# Exercise requirements
All entries below must be given again word for word.

Document understanding data
*****

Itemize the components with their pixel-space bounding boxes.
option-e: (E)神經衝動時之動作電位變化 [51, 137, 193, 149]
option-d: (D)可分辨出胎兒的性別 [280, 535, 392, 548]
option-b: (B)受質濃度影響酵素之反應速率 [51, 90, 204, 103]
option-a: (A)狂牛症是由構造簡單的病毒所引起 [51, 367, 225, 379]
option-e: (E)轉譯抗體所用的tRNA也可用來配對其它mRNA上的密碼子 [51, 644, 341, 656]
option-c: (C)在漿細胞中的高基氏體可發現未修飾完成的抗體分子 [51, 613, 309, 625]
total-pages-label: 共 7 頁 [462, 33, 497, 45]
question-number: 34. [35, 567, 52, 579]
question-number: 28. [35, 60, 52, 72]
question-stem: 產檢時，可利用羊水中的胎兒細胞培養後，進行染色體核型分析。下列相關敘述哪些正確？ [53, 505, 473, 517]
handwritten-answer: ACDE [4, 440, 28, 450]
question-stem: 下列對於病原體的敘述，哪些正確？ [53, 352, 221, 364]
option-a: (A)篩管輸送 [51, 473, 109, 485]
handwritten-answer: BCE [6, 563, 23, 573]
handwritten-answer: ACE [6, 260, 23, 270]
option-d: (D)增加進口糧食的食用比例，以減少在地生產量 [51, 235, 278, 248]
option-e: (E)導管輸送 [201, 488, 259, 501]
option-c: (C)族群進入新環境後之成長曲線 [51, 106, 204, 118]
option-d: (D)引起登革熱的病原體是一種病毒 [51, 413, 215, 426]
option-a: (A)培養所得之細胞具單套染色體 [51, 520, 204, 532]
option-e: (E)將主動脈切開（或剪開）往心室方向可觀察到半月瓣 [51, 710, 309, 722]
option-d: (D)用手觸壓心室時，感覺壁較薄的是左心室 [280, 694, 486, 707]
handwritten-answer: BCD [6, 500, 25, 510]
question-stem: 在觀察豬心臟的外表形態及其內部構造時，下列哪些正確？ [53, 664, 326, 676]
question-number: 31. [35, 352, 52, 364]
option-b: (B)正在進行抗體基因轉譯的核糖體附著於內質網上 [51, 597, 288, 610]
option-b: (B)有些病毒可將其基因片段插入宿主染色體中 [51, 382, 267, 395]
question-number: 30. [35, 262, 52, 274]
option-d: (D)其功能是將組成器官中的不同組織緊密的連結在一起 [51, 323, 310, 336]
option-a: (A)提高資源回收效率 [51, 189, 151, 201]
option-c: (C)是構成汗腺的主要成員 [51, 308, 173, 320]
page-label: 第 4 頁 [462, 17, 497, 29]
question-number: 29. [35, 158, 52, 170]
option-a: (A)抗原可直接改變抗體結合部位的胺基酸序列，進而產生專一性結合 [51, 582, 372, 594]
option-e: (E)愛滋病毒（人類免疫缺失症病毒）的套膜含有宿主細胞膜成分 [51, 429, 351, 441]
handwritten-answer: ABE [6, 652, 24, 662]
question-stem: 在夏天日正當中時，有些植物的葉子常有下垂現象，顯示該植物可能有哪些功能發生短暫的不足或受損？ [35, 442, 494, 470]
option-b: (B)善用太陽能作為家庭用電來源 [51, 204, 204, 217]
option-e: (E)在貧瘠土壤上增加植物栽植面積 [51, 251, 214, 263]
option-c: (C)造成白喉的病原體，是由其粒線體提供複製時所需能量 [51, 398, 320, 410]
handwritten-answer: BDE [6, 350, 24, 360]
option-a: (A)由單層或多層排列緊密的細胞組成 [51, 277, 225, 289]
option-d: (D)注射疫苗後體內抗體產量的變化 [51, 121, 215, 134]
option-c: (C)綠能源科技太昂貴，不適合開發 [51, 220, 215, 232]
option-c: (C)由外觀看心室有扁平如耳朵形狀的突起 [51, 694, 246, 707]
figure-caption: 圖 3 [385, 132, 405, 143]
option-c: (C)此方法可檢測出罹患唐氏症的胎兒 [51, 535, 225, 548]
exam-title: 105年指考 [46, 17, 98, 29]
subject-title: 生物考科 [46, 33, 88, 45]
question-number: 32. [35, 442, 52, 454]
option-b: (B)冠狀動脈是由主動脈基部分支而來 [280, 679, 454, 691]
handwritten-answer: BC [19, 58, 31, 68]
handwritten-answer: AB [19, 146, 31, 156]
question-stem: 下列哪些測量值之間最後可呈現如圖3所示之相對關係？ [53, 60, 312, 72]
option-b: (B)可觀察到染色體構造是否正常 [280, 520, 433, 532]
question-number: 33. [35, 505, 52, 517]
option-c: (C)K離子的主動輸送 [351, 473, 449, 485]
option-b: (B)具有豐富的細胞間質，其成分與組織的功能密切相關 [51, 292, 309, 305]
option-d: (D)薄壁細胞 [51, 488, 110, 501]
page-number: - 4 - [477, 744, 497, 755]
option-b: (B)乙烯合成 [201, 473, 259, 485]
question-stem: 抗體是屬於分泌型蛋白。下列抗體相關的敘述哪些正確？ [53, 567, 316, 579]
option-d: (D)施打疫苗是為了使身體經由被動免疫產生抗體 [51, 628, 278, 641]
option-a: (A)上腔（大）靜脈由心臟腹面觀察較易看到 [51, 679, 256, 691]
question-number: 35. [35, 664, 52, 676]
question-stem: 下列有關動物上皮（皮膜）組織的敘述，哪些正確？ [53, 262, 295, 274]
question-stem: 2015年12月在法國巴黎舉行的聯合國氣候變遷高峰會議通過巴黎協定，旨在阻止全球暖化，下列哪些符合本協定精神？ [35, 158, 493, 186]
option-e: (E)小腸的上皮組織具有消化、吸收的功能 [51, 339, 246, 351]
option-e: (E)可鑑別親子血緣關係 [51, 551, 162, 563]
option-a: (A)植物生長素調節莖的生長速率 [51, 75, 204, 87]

*****

# Task response
Itemize the components with their pixel-space bounding boxes.
option-e: (E)神經衝動時之動作電位變化 [51, 137, 193, 149]
option-d: (D)可分辨出胎兒的性別 [280, 535, 392, 548]
option-b: (B)受質濃度影響酵素之反應速率 [51, 90, 204, 103]
option-a: (A)狂牛症是由構造簡單的病毒所引起 [51, 367, 225, 379]
option-e: (E)轉譯抗體所用的tRNA也可用來配對其它mRNA上的密碼子 [51, 644, 341, 656]
option-c: (C)在漿細胞中的高基氏體可發現未修飾完成的抗體分子 [51, 613, 309, 625]
total-pages-label: 共 7 頁 [462, 33, 497, 45]
question-number: 34. [35, 567, 52, 579]
question-number: 28. [35, 60, 52, 72]
question-stem: 產檢時，可利用羊水中的胎兒細胞培養後，進行染色體核型分析。下列相關敘述哪些正確？ [53, 505, 473, 517]
handwritten-answer: ACDE [4, 440, 28, 450]
question-stem: 下列對於病原體的敘述，哪些正確？ [53, 352, 221, 364]
option-a: (A)篩管輸送 [51, 473, 109, 485]
handwritten-answer: BCE [6, 563, 23, 573]
handwritten-answer: ACE [6, 260, 23, 270]
option-d: (D)增加進口糧食的食用比例，以減少在地生產量 [51, 235, 278, 248]
option-e: (E)導管輸送 [201, 488, 259, 501]
option-c: (C)族群進入新環境後之成長曲線 [51, 106, 204, 118]
option-d: (D)引起登革熱的病原體是一種病毒 [51, 413, 215, 426]
option-a: (A)培養所得之細胞具單套染色體 [51, 520, 204, 532]
option-e: (E)將主動脈切開（或剪開）往心室方向可觀察到半月瓣 [51, 710, 309, 722]
option-d: (D)用手觸壓心室時，感覺壁較薄的是左心室 [280, 694, 486, 707]
handwritten-answer: BCD [6, 500, 25, 510]
question-stem: 在觀察豬心臟的外表形態及其內部構造時，下列哪些正確？ [53, 664, 326, 676]
question-number: 31. [35, 352, 52, 364]
option-b: (B)正在進行抗體基因轉譯的核糖體附著於內質網上 [51, 597, 288, 610]
option-b: (B)有些病毒可將其基因片段插入宿主染色體中 [51, 382, 267, 395]
question-number: 30. [35, 262, 52, 274]
option-d: (D)其功能是將組成器官中的不同組織緊密的連結在一起 [51, 323, 310, 336]
option-a: (A)提高資源回收效率 [51, 189, 151, 201]
option-c: (C)是構成汗腺的主要成員 [51, 308, 173, 320]
page-label: 第 4 頁 [462, 17, 497, 29]
question-number: 29. [35, 158, 52, 170]
option-a: (A)抗原可直接改變抗體結合部位的胺基酸序列，進而產生專一性結合 [51, 582, 372, 594]
option-e: (E)愛滋病毒（人類免疫缺失症病毒）的套膜含有宿主細胞膜成分 [51, 429, 351, 441]
handwritten-answer: ABE [6, 652, 24, 662]
question-stem: 在夏天日正當中時，有些植物的葉子常有下垂現象，顯示該植物可能有哪些功能發生短暫的不足或受損？ [35, 442, 494, 470]
option-b: (B)善用太陽能作為家庭用電來源 [51, 204, 204, 217]
option-e: (E)在貧瘠土壤上增加植物栽植面積 [51, 251, 214, 263]
option-c: (C)造成白喉的病原體，是由其粒線體提供複製時所需能量 [51, 398, 320, 410]
handwritten-answer: BDE [6, 350, 24, 360]
option-a: (A)由單層或多層排列緊密的細胞組成 [51, 277, 225, 289]
option-d: (D)注射疫苗後體內抗體產量的變化 [51, 121, 215, 134]
option-c: (C)綠能源科技太昂貴，不適合開發 [51, 220, 215, 232]
option-c: (C)由外觀看心室有扁平如耳朵形狀的突起 [51, 694, 246, 707]
figure-caption: 圖 3 [385, 132, 405, 143]
option-c: (C)此方法可檢測出罹患唐氏症的胎兒 [51, 535, 225, 548]
exam-title: 105年指考 [46, 17, 98, 29]
subject-title: 生物考科 [46, 33, 88, 45]
question-number: 32. [35, 442, 52, 454]
option-b: (B)冠狀動脈是由主動脈基部分支而來 [280, 679, 454, 691]
handwritten-answer: BC [19, 58, 31, 68]
handwritten-answer: AB [19, 146, 31, 156]
question-stem: 下列哪些測量值之間最後可呈現如圖3所示之相對關係？ [53, 60, 312, 72]
option-b: (B)可觀察到染色體構造是否正常 [280, 520, 433, 532]
question-number: 33. [35, 505, 52, 517]
option-c: (C)K離子的主動輸送 [351, 473, 449, 485]
option-b: (B)具有豐富的細胞間質，其成分與組織的功能密切相關 [51, 292, 309, 305]
option-d: (D)薄壁細胞 [51, 488, 110, 501]
page-number: - 4 - [477, 744, 497, 755]
option-b: (B)乙烯合成 [201, 473, 259, 485]
question-stem: 抗體是屬於分泌型蛋白。下列抗體相關的敘述哪些正確？ [53, 567, 316, 579]
option-d: (D)施打疫苗是為了使身體經由被動免疫產生抗體 [51, 628, 278, 641]
option-a: (A)上腔（大）靜脈由心臟腹面觀察較易看到 [51, 679, 256, 691]
question-number: 35. [35, 664, 52, 676]
question-stem: 下列有關動物上皮（皮膜）組織的敘述，哪些正確？ [53, 262, 295, 274]
question-stem: 2015年12月在法國巴黎舉行的聯合國氣候變遷高峰會議通過巴黎協定，旨在阻止全球暖化，下列哪些符合本協定精神？ [35, 158, 493, 186]
option-e: (E)小腸的上皮組織具有消化、吸收的功能 [51, 339, 246, 351]
option-e: (E)可鑑別親子血緣關係 [51, 551, 162, 563]
option-a: (A)植物生長素調節莖的生長速率 [51, 75, 204, 87]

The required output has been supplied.